BEGIN Listing

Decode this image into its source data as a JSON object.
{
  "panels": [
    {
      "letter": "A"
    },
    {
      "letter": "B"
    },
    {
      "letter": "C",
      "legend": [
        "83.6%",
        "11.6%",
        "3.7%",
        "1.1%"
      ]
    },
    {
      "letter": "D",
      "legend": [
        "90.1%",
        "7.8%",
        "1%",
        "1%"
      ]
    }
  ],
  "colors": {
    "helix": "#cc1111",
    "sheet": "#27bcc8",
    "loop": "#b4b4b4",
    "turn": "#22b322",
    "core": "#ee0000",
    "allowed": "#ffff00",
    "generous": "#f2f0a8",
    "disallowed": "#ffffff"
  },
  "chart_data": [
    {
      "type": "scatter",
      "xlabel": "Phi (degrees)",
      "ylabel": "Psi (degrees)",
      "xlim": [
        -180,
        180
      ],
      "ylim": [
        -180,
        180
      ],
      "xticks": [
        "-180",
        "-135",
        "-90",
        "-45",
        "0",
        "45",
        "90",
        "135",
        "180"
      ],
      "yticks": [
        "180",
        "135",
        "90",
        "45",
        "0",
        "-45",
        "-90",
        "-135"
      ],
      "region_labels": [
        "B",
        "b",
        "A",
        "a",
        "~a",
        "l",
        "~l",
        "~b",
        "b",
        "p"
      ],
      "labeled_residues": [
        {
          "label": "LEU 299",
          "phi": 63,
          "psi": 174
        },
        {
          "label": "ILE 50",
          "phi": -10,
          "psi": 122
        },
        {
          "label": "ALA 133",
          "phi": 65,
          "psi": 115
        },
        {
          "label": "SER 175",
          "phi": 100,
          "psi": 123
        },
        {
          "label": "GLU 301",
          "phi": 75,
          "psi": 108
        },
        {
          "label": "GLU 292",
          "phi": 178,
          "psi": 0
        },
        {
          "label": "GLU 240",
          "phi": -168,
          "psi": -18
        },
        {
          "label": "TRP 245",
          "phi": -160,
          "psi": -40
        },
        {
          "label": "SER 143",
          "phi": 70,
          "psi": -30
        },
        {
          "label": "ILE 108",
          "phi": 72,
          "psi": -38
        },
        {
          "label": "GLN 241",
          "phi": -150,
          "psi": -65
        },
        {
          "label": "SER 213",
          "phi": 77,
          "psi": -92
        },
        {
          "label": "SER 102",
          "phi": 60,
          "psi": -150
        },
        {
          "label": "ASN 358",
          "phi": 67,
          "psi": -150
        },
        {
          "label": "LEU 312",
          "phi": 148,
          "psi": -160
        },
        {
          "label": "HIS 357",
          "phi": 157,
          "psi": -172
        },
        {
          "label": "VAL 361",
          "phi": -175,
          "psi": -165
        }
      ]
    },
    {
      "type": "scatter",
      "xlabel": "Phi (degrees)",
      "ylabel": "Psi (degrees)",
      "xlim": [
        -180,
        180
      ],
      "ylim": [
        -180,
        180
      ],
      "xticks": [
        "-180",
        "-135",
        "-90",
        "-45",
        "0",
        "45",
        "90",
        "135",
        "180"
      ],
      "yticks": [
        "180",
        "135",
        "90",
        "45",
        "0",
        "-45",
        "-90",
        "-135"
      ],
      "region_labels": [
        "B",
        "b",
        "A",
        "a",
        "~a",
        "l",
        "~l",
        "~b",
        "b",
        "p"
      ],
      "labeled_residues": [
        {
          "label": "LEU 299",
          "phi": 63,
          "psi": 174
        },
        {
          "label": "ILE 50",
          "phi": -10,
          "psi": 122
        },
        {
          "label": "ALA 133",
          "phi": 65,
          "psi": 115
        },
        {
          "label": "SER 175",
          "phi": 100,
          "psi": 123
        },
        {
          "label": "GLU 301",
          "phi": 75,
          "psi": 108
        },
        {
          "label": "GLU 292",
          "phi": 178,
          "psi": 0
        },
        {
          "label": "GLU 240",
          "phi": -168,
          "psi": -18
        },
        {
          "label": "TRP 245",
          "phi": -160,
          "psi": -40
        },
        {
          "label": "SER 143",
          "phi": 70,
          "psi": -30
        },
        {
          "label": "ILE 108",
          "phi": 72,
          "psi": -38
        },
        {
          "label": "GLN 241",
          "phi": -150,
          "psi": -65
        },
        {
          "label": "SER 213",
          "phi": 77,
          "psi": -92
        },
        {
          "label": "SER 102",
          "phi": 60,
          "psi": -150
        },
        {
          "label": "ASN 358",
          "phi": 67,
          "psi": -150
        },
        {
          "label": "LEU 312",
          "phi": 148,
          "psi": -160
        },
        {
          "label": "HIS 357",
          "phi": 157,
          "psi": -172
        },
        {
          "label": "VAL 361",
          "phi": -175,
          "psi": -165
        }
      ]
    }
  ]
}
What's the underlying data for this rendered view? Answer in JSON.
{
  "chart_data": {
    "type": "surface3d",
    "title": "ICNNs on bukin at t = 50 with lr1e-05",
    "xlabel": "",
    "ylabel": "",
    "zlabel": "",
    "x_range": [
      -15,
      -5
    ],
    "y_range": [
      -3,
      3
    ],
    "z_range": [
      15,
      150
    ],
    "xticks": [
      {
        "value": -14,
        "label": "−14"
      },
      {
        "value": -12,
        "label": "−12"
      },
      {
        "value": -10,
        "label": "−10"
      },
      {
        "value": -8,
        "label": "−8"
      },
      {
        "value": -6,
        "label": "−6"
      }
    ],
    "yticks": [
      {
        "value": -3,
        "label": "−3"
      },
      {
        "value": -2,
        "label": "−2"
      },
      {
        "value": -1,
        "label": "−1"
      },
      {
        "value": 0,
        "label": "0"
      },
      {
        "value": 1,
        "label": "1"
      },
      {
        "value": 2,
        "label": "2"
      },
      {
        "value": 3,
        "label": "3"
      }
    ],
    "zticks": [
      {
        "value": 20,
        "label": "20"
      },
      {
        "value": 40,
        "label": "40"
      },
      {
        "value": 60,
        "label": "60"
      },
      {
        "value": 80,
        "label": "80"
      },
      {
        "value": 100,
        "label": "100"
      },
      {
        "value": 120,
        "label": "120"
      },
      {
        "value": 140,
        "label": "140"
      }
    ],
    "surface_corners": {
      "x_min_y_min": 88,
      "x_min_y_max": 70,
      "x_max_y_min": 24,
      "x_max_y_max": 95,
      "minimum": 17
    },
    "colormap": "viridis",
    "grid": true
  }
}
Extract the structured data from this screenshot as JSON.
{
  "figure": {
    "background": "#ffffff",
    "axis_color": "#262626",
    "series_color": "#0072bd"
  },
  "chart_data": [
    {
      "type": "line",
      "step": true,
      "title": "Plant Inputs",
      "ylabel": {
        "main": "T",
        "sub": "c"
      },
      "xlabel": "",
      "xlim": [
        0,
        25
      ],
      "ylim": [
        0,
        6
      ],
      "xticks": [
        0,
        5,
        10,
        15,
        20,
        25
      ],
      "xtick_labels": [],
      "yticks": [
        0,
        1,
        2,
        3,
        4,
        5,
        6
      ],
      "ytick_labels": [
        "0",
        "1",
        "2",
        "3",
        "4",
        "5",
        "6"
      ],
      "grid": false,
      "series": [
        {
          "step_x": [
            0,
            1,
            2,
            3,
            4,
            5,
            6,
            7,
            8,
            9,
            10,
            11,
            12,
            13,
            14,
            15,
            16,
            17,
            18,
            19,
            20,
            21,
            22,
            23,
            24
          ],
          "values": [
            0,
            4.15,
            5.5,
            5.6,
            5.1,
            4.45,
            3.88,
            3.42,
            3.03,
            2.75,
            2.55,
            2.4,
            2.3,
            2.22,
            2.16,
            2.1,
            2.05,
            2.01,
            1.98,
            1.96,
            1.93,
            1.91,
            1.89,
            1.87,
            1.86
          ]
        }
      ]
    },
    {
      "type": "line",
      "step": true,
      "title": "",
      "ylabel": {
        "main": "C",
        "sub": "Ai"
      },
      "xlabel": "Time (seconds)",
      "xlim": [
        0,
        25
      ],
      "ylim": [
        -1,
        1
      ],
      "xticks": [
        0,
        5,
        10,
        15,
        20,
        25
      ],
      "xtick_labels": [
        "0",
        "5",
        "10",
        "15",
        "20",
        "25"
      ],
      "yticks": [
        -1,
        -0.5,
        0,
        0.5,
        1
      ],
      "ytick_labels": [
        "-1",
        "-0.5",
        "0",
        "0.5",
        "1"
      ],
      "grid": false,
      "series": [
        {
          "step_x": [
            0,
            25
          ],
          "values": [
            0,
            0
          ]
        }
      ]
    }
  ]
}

END Listing

● **Description of the task**
Which lines above hold the word "this"? Copy each of them.

● **Problem solution**
Decode this image into its source data as a JSON object.
What's the underlying data for this rendered view? Answer in JSON.
Extract the structured data from this screenshot as JSON.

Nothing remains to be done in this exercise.